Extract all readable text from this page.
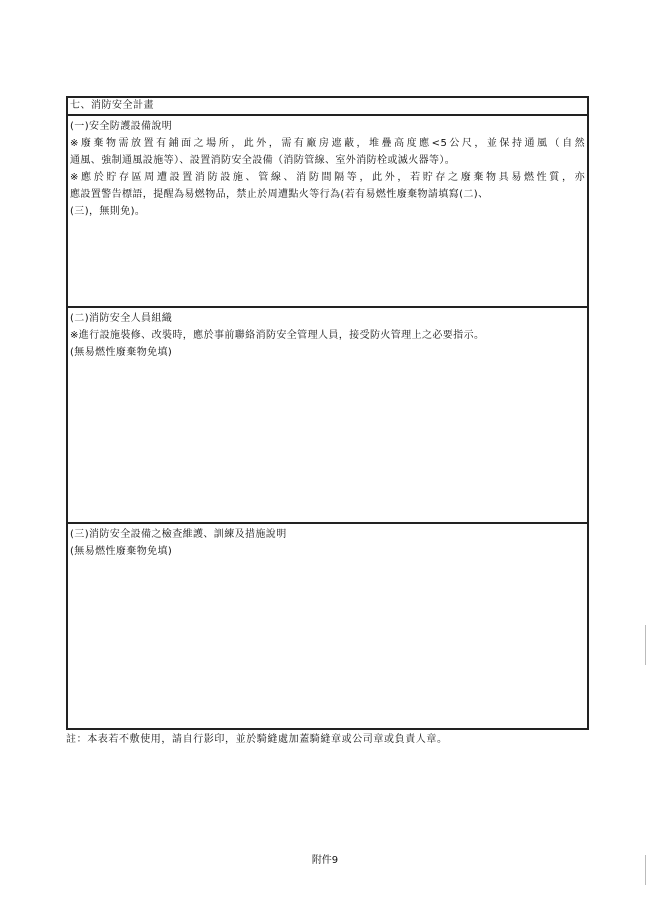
七、消防安全計畫

(一)安全防護設備說明

※廢棄物需放置有鋪面之場所，此外，需有廠房遮蔽，堆疊高度應<5公尺，並保持通風（自然

通風、強制通風設施等）、設置消防安全設備（消防管線、室外消防栓或滅火器等）。

※應於貯存區周遭設置消防設施、管線、消防間隔等，此外，若貯存之廢棄物具易燃性質，亦

應設置警告標語，提醒為易燃物品，禁止於周遭點火等行為(若有易燃性廢棄物請填寫(二)、

(三)，無則免)。

(二)消防安全人員組織

※進行設施裝修、改裝時，應於事前聯絡消防安全管理人員，接受防火管理上之必要指示。

(無易燃性廢棄物免填)

(三)消防安全設備之檢查維護、訓練及措施說明

(無易燃性廢棄物免填)

註：本表若不敷使用，請自行影印，並於騎縫處加蓋騎縫章或公司章或負責人章。
附件9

***

EXERCISE DETAILS >> Quote in full the listing given above; the images are to be left out.

EXPECTED ANSWER >>
Extract all readable text from this page.
七、消防安全計畫

(一)安全防護設備說明

※廢棄物需放置有鋪面之場所，此外，需有廠房遮蔽，堆疊高度應<5公尺，並保持通風（自然

通風、強制通風設施等）、設置消防安全設備（消防管線、室外消防栓或滅火器等）。

※應於貯存區周遭設置消防設施、管線、消防間隔等，此外，若貯存之廢棄物具易燃性質，亦

應設置警告標語，提醒為易燃物品，禁止於周遭點火等行為(若有易燃性廢棄物請填寫(二)、

(三)，無則免)。

(二)消防安全人員組織

※進行設施裝修、改裝時，應於事前聯絡消防安全管理人員，接受防火管理上之必要指示。

(無易燃性廢棄物免填)

(三)消防安全設備之檢查維護、訓練及措施說明

(無易燃性廢棄物免填)

註：本表若不敷使用，請自行影印，並於騎縫處加蓋騎縫章或公司章或負責人章。
附件9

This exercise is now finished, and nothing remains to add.